**AIM OF THE TASK**:
Output the entries below exactly as written, omitting pictures.

**SUPPLIED DATA**:
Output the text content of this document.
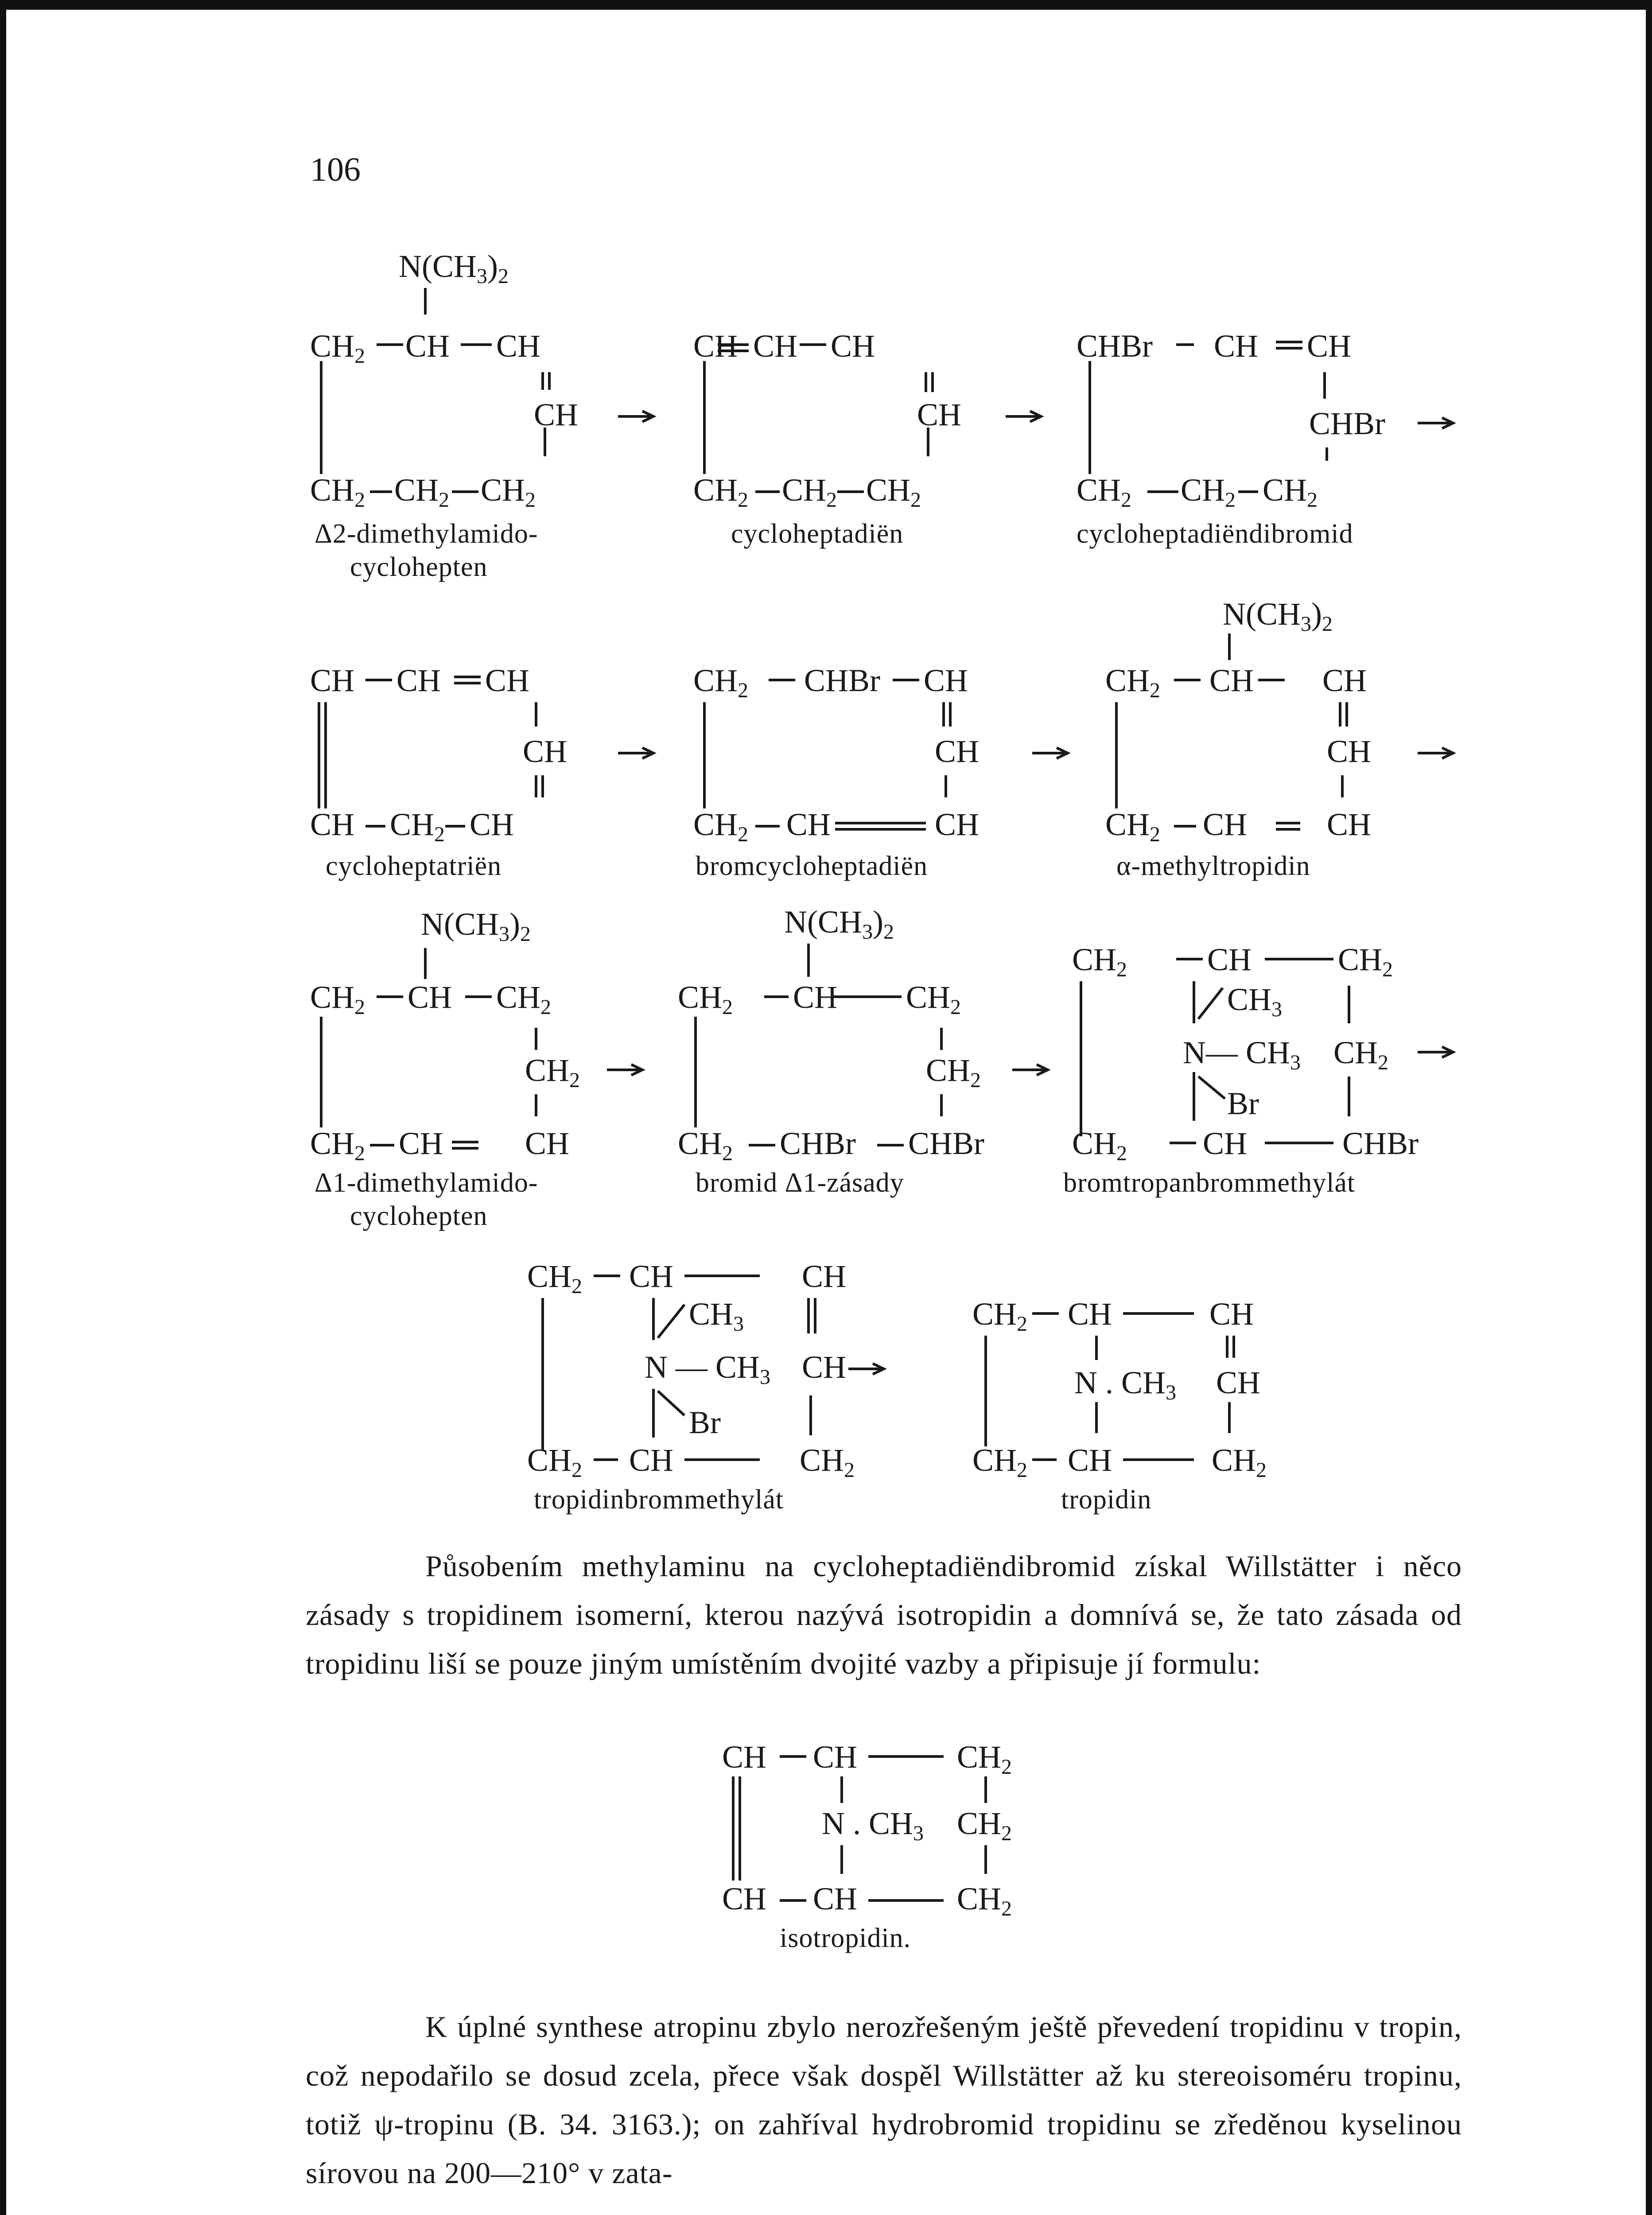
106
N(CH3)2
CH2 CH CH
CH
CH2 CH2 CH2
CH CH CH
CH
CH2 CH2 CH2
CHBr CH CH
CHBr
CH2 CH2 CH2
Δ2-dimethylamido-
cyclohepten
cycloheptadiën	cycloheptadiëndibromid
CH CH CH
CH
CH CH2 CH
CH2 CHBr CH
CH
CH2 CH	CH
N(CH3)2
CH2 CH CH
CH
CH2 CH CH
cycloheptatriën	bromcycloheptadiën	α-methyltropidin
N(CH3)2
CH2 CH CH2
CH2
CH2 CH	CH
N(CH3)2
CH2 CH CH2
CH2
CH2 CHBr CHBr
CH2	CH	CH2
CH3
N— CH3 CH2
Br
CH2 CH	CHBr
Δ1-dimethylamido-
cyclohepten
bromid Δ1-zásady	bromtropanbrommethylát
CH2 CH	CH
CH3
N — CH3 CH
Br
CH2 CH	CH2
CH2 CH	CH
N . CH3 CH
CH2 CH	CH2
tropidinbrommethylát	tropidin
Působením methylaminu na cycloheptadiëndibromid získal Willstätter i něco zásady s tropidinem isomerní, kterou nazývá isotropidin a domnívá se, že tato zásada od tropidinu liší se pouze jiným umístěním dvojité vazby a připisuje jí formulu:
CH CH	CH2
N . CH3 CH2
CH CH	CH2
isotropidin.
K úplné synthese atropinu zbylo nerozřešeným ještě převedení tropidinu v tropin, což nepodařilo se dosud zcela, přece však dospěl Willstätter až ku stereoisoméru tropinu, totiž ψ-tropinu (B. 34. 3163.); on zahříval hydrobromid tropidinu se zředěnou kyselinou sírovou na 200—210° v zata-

**OUTPUT FOR THIS EXERCISE**:
Output the text content of this document.
106
N(CH3)2
CH2 CH CH
CH
CH2 CH2 CH2
CH CH CH
CH
CH2 CH2 CH2
CHBr CH CH
CHBr
CH2 CH2 CH2
Δ2-dimethylamido-
cyclohepten
cycloheptadiën	cycloheptadiëndibromid
CH CH CH
CH
CH CH2 CH
CH2 CHBr CH
CH
CH2 CH	CH
N(CH3)2
CH2 CH CH
CH
CH2 CH CH
cycloheptatriën	bromcycloheptadiën	α-methyltropidin
N(CH3)2
CH2 CH CH2
CH2
CH2 CH	CH
N(CH3)2
CH2 CH CH2
CH2
CH2 CHBr CHBr
CH2	CH	CH2
CH3
N— CH3 CH2
Br
CH2 CH	CHBr
Δ1-dimethylamido-
cyclohepten
bromid Δ1-zásady	bromtropanbrommethylát
CH2 CH	CH
CH3
N — CH3 CH
Br
CH2 CH	CH2
CH2 CH	CH
N . CH3 CH
CH2 CH	CH2
tropidinbrommethylát	tropidin
Působením methylaminu na cycloheptadiëndibromid získal Willstätter i něco zásady s tropidinem isomerní, kterou nazývá isotropidin a domnívá se, že tato zásada od tropidinu liší se pouze jiným umístěním dvojité vazby a připisuje jí formulu:
CH CH	CH2
N . CH3 CH2
CH CH	CH2
isotropidin.
K úplné synthese atropinu zbylo nerozřešeným ještě převedení tropidinu v tropin, což nepodařilo se dosud zcela, přece však dospěl Willstätter až ku stereoisoméru tropinu, totiž ψ-tropinu (B. 34. 3163.); on zahříval hydrobromid tropidinu se zředěnou kyselinou sírovou na 200—210° v zata-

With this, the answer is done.